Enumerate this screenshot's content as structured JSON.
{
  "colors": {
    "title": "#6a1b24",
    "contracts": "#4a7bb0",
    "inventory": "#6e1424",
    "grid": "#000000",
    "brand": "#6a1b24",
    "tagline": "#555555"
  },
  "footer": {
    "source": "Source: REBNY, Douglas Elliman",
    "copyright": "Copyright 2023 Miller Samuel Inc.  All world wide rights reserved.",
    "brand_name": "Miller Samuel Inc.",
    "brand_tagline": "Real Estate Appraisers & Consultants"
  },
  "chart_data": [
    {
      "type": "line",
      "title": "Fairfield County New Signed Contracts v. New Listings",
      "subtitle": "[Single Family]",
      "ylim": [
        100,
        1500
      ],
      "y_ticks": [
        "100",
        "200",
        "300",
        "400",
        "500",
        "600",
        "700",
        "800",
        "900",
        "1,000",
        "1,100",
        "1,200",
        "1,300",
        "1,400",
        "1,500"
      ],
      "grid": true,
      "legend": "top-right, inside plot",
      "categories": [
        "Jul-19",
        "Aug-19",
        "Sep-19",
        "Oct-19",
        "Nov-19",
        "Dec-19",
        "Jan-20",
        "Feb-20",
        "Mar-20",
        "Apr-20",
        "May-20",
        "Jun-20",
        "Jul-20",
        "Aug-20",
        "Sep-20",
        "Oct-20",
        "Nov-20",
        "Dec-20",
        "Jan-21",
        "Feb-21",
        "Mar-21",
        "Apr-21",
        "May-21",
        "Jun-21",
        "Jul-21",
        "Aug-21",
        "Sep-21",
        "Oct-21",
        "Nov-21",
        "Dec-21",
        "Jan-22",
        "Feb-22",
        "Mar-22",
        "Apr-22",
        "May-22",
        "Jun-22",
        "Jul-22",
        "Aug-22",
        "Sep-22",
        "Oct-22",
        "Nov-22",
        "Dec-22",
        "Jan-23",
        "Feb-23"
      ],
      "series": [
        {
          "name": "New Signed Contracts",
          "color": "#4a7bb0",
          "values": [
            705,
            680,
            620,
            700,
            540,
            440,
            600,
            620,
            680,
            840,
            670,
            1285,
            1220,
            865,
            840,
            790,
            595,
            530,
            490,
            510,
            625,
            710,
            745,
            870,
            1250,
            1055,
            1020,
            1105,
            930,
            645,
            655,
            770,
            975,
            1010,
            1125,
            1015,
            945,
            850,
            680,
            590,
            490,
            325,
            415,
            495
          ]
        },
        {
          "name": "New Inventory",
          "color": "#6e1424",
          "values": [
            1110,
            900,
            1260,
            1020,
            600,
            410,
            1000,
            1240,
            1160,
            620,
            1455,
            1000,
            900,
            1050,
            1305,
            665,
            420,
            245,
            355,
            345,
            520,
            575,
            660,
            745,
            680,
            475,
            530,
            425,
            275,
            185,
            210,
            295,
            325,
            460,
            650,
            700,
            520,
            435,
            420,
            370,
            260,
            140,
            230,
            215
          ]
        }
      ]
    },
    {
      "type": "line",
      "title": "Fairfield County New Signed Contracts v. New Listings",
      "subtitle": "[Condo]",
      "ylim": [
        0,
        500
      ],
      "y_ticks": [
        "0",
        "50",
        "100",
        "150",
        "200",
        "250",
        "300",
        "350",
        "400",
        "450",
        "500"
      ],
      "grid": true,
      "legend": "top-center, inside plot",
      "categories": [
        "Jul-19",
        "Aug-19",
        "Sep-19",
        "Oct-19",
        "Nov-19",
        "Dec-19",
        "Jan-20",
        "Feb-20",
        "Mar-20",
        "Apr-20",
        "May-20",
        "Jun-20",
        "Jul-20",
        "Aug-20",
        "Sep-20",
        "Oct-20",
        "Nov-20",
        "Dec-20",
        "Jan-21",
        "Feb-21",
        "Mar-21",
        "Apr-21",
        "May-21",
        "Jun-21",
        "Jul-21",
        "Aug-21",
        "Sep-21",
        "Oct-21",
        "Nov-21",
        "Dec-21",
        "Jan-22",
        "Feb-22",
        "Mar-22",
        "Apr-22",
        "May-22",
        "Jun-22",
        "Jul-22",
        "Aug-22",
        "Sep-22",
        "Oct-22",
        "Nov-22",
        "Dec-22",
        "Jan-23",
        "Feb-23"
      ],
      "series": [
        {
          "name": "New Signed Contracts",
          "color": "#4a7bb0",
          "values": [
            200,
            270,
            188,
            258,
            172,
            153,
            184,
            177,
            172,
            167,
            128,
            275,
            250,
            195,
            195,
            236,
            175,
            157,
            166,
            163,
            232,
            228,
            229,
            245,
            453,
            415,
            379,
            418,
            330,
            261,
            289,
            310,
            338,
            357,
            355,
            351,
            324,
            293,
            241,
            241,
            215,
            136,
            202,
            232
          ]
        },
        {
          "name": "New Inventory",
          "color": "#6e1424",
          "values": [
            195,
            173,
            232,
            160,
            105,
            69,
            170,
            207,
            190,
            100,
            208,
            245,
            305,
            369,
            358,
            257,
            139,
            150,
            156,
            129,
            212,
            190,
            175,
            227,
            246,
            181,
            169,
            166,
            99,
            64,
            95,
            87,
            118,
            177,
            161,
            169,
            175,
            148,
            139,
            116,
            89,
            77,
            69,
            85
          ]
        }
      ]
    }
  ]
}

━━━━━━

== Given problem ==
Copy out the material above in its entirety. Every detail must match.

== Full response ==
Enumerate this screenshot's content as structured JSON.
{
  "colors": {
    "title": "#6a1b24",
    "contracts": "#4a7bb0",
    "inventory": "#6e1424",
    "grid": "#000000",
    "brand": "#6a1b24",
    "tagline": "#555555"
  },
  "footer": {
    "source": "Source: REBNY, Douglas Elliman",
    "copyright": "Copyright 2023 Miller Samuel Inc.  All world wide rights reserved.",
    "brand_name": "Miller Samuel Inc.",
    "brand_tagline": "Real Estate Appraisers & Consultants"
  },
  "chart_data": [
    {
      "type": "line",
      "title": "Fairfield County New Signed Contracts v. New Listings",
      "subtitle": "[Single Family]",
      "ylim": [
        100,
        1500
      ],
      "y_ticks": [
        "100",
        "200",
        "300",
        "400",
        "500",
        "600",
        "700",
        "800",
        "900",
        "1,000",
        "1,100",
        "1,200",
        "1,300",
        "1,400",
        "1,500"
      ],
      "grid": true,
      "legend": "top-right, inside plot",
      "categories": [
        "Jul-19",
        "Aug-19",
        "Sep-19",
        "Oct-19",
        "Nov-19",
        "Dec-19",
        "Jan-20",
        "Feb-20",
        "Mar-20",
        "Apr-20",
        "May-20",
        "Jun-20",
        "Jul-20",
        "Aug-20",
        "Sep-20",
        "Oct-20",
        "Nov-20",
        "Dec-20",
        "Jan-21",
        "Feb-21",
        "Mar-21",
        "Apr-21",
        "May-21",
        "Jun-21",
        "Jul-21",
        "Aug-21",
        "Sep-21",
        "Oct-21",
        "Nov-21",
        "Dec-21",
        "Jan-22",
        "Feb-22",
        "Mar-22",
        "Apr-22",
        "May-22",
        "Jun-22",
        "Jul-22",
        "Aug-22",
        "Sep-22",
        "Oct-22",
        "Nov-22",
        "Dec-22",
        "Jan-23",
        "Feb-23"
      ],
      "series": [
        {
          "name": "New Signed Contracts",
          "color": "#4a7bb0",
          "values": [
            705,
            680,
            620,
            700,
            540,
            440,
            600,
            620,
            680,
            840,
            670,
            1285,
            1220,
            865,
            840,
            790,
            595,
            530,
            490,
            510,
            625,
            710,
            745,
            870,
            1250,
            1055,
            1020,
            1105,
            930,
            645,
            655,
            770,
            975,
            1010,
            1125,
            1015,
            945,
            850,
            680,
            590,
            490,
            325,
            415,
            495
          ]
        },
        {
          "name": "New Inventory",
          "color": "#6e1424",
          "values": [
            1110,
            900,
            1260,
            1020,
            600,
            410,
            1000,
            1240,
            1160,
            620,
            1455,
            1000,
            900,
            1050,
            1305,
            665,
            420,
            245,
            355,
            345,
            520,
            575,
            660,
            745,
            680,
            475,
            530,
            425,
            275,
            185,
            210,
            295,
            325,
            460,
            650,
            700,
            520,
            435,
            420,
            370,
            260,
            140,
            230,
            215
          ]
        }
      ]
    },
    {
      "type": "line",
      "title": "Fairfield County New Signed Contracts v. New Listings",
      "subtitle": "[Condo]",
      "ylim": [
        0,
        500
      ],
      "y_ticks": [
        "0",
        "50",
        "100",
        "150",
        "200",
        "250",
        "300",
        "350",
        "400",
        "450",
        "500"
      ],
      "grid": true,
      "legend": "top-center, inside plot",
      "categories": [
        "Jul-19",
        "Aug-19",
        "Sep-19",
        "Oct-19",
        "Nov-19",
        "Dec-19",
        "Jan-20",
        "Feb-20",
        "Mar-20",
        "Apr-20",
        "May-20",
        "Jun-20",
        "Jul-20",
        "Aug-20",
        "Sep-20",
        "Oct-20",
        "Nov-20",
        "Dec-20",
        "Jan-21",
        "Feb-21",
        "Mar-21",
        "Apr-21",
        "May-21",
        "Jun-21",
        "Jul-21",
        "Aug-21",
        "Sep-21",
        "Oct-21",
        "Nov-21",
        "Dec-21",
        "Jan-22",
        "Feb-22",
        "Mar-22",
        "Apr-22",
        "May-22",
        "Jun-22",
        "Jul-22",
        "Aug-22",
        "Sep-22",
        "Oct-22",
        "Nov-22",
        "Dec-22",
        "Jan-23",
        "Feb-23"
      ],
      "series": [
        {
          "name": "New Signed Contracts",
          "color": "#4a7bb0",
          "values": [
            200,
            270,
            188,
            258,
            172,
            153,
            184,
            177,
            172,
            167,
            128,
            275,
            250,
            195,
            195,
            236,
            175,
            157,
            166,
            163,
            232,
            228,
            229,
            245,
            453,
            415,
            379,
            418,
            330,
            261,
            289,
            310,
            338,
            357,
            355,
            351,
            324,
            293,
            241,
            241,
            215,
            136,
            202,
            232
          ]
        },
        {
          "name": "New Inventory",
          "color": "#6e1424",
          "values": [
            195,
            173,
            232,
            160,
            105,
            69,
            170,
            207,
            190,
            100,
            208,
            245,
            305,
            369,
            358,
            257,
            139,
            150,
            156,
            129,
            212,
            190,
            175,
            227,
            246,
            181,
            169,
            166,
            99,
            64,
            95,
            87,
            118,
            177,
            161,
            169,
            175,
            148,
            139,
            116,
            89,
            77,
            69,
            85
          ]
        }
      ]
    }
  ]
}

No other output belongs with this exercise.